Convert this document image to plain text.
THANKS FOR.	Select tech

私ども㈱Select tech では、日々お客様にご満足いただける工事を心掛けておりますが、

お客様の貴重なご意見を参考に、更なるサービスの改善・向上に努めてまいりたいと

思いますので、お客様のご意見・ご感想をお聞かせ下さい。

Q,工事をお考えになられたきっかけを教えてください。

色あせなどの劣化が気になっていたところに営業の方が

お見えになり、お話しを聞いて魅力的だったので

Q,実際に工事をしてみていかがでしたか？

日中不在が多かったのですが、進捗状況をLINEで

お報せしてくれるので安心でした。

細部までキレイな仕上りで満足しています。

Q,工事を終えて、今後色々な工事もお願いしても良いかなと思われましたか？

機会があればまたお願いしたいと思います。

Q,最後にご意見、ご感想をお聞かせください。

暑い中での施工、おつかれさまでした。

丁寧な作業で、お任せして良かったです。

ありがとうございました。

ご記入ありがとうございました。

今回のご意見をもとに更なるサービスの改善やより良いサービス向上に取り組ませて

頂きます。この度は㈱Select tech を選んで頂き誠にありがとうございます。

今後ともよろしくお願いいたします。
####################
Quote every line of the data, word for word.

Convert this document image to plain text.
THANKS FOR.	Select tech

私ども㈱Select tech では、日々お客様にご満足いただける工事を心掛けておりますが、

お客様の貴重なご意見を参考に、更なるサービスの改善・向上に努めてまいりたいと

思いますので、お客様のご意見・ご感想をお聞かせ下さい。

Q,工事をお考えになられたきっかけを教えてください。

色あせなどの劣化が気になっていたところに営業の方が

お見えになり、お話しを聞いて魅力的だったので

Q,実際に工事をしてみていかがでしたか？

日中不在が多かったのですが、進捗状況をLINEで

お報せしてくれるので安心でした。

細部までキレイな仕上りで満足しています。

Q,工事を終えて、今後色々な工事もお願いしても良いかなと思われましたか？

機会があればまたお願いしたいと思います。

Q,最後にご意見、ご感想をお聞かせください。

暑い中での施工、おつかれさまでした。

丁寧な作業で、お任せして良かったです。

ありがとうございました。

ご記入ありがとうございました。

今回のご意見をもとに更なるサービスの改善やより良いサービス向上に取り組ませて

頂きます。この度は㈱Select tech を選んで頂き誠にありがとうございます。

今後ともよろしくお願いいたします。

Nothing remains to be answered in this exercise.